(Figure dataset records)
====

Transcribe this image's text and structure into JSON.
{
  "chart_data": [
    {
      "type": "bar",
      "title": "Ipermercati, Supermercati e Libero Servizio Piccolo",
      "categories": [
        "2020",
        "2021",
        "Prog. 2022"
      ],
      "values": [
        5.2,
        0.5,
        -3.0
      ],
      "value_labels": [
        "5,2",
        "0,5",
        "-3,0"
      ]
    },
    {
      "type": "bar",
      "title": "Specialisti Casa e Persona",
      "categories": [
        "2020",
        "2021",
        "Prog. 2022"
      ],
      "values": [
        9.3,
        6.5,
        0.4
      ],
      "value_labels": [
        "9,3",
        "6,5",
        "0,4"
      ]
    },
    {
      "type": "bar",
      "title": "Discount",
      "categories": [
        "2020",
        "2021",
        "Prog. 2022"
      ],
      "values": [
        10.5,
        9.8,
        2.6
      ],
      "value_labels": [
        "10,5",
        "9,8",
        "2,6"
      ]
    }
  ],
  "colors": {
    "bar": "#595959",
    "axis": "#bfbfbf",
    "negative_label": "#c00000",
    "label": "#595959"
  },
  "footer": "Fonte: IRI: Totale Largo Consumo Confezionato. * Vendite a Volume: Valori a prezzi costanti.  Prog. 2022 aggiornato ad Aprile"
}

====

Directions: Answer with one number: how many lines of the entries above include the word "title".

Result: 3